STATED TASK: Copy every line of the listing below exactly, and leave the pictures out of your copy.

─── MATERIAL TO PROCESS ───

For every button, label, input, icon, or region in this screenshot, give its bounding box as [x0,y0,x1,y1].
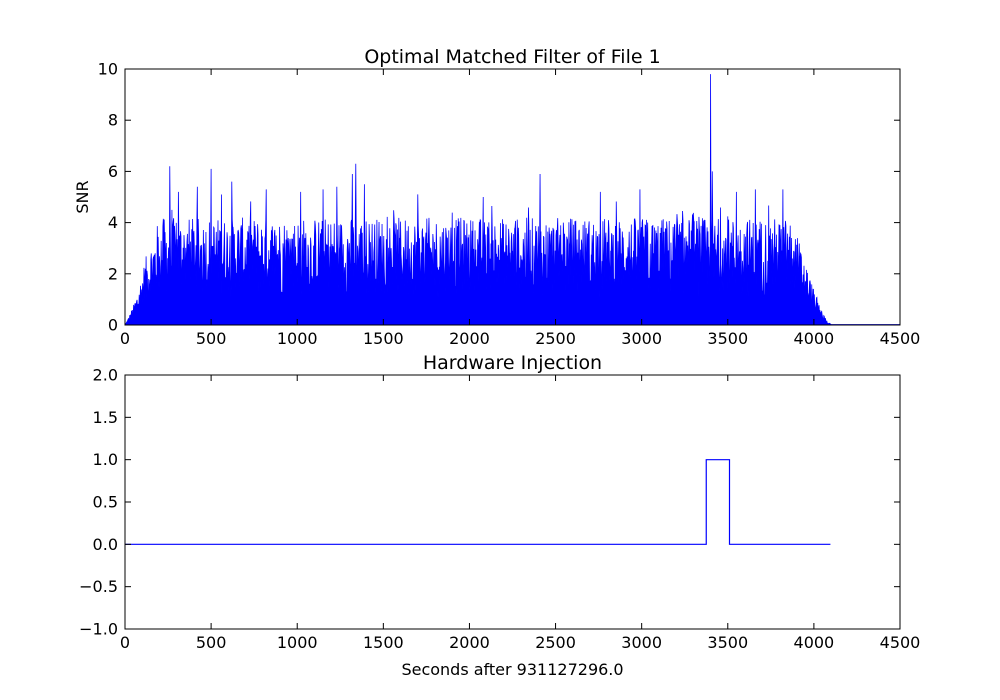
y-tick-label: 2.0 [93,366,118,385]
x-tick-label: 2500 [535,329,576,348]
injection-axis-ticks: 0 500 1000 1500 2000 2500 3000 3500 4000 4500 −1.0… [79,366,920,653]
snr-ylabel: SNR [73,180,92,213]
y-tick-label: 2 [108,264,118,283]
y-tick-label: 6 [108,162,118,181]
x-tick-label: 3500 [707,329,748,348]
y-tick-label: −0.5 [79,577,118,596]
y-tick-label: 1.0 [93,450,118,469]
injection-series-line [125,459,831,545]
snr-axis-ticks: 0 500 1000 1500 2000 2500 3000 3500 4000 4500 0 2 4 6… [98,60,921,349]
y-tick-label: 10 [98,60,118,79]
x-tick-label: 4000 [794,329,835,348]
y-tick-label: 0.5 [93,493,118,512]
snr-series [124,74,901,326]
snr-series-area [124,74,901,326]
x-tick-label: 2500 [535,633,576,652]
x-tick-label: 4500 [880,633,921,652]
injection-plot-frame [124,374,901,630]
x-tick-label: 2000 [449,329,490,348]
x-tick-label: 1000 [277,633,318,652]
x-tick-label: 0 [120,329,130,348]
injection-panel: Hardware Injection Seconds after 9311272… [79,352,920,679]
snr-title: Optimal Matched Filter of File 1 [364,46,660,68]
y-tick-label: 8 [108,111,118,130]
x-tick-label: 4000 [794,633,835,652]
x-tick-label: 1500 [363,633,404,652]
x-tick-label: 500 [196,633,227,652]
x-tick-label: 1500 [363,329,404,348]
x-tick-label: 4500 [880,329,921,348]
injection-series [125,459,831,545]
injection-title: Hardware Injection [423,352,602,374]
snr-plot-frame [124,68,901,326]
y-tick-label: 0.0 [93,535,118,554]
y-tick-label: 0 [108,316,118,335]
x-tick-label: 1000 [277,329,318,348]
x-tick-label: 2000 [449,633,490,652]
x-tick-label: 500 [196,329,227,348]
y-tick-label: −1.0 [79,620,118,639]
x-tick-label: 0 [120,633,130,652]
x-tick-label: 3500 [707,633,748,652]
x-tick-label: 3000 [621,633,662,652]
x-tick-label: 3000 [621,329,662,348]
y-tick-label: 1.5 [93,408,118,427]
injection-xlabel: Seconds after 931127296.0 [401,660,623,679]
y-tick-label: 4 [108,213,118,232]
snr-panel: Optimal Matched Filter of File 1 SNR 0 50… [73,46,920,348]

───

RESULT OF THE TASK:
For every button, label, input, icon, or region in this screenshot, give its bounding box as [x0,y0,x1,y1].
y-tick-label: 2.0 [93,366,118,385]
x-tick-label: 2500 [535,329,576,348]
injection-axis-ticks: 0 500 1000 1500 2000 2500 3000 3500 4000 4500 −1.0… [79,366,920,653]
snr-ylabel: SNR [73,180,92,213]
y-tick-label: 2 [108,264,118,283]
y-tick-label: 6 [108,162,118,181]
x-tick-label: 3500 [707,329,748,348]
y-tick-label: −0.5 [79,577,118,596]
y-tick-label: 1.0 [93,450,118,469]
injection-series-line [125,459,831,545]
snr-axis-ticks: 0 500 1000 1500 2000 2500 3000 3500 4000 4500 0 2 4 6… [98,60,921,349]
y-tick-label: 10 [98,60,118,79]
x-tick-label: 4000 [794,329,835,348]
y-tick-label: 0.5 [93,493,118,512]
snr-series [124,74,901,326]
snr-series-area [124,74,901,326]
x-tick-label: 2500 [535,633,576,652]
x-tick-label: 4500 [880,633,921,652]
injection-plot-frame [124,374,901,630]
x-tick-label: 2000 [449,329,490,348]
x-tick-label: 1000 [277,633,318,652]
x-tick-label: 0 [120,329,130,348]
injection-panel: Hardware Injection Seconds after 9311272… [79,352,920,679]
snr-title: Optimal Matched Filter of File 1 [364,46,660,68]
y-tick-label: 8 [108,111,118,130]
x-tick-label: 4000 [794,633,835,652]
x-tick-label: 1500 [363,633,404,652]
x-tick-label: 500 [196,633,227,652]
x-tick-label: 1500 [363,329,404,348]
x-tick-label: 4500 [880,329,921,348]
injection-series [125,459,831,545]
injection-title: Hardware Injection [423,352,602,374]
snr-plot-frame [124,68,901,326]
y-tick-label: 0.0 [93,535,118,554]
y-tick-label: 0 [108,316,118,335]
x-tick-label: 1000 [277,329,318,348]
x-tick-label: 2000 [449,633,490,652]
x-tick-label: 500 [196,329,227,348]
y-tick-label: −1.0 [79,620,118,639]
x-tick-label: 0 [120,633,130,652]
x-tick-label: 3500 [707,633,748,652]
x-tick-label: 3000 [621,633,662,652]
x-tick-label: 3000 [621,329,662,348]
y-tick-label: 1.5 [93,408,118,427]
injection-xlabel: Seconds after 931127296.0 [401,660,623,679]
y-tick-label: 4 [108,213,118,232]
snr-panel: Optimal Matched Filter of File 1 SNR 0 50… [73,46,920,348]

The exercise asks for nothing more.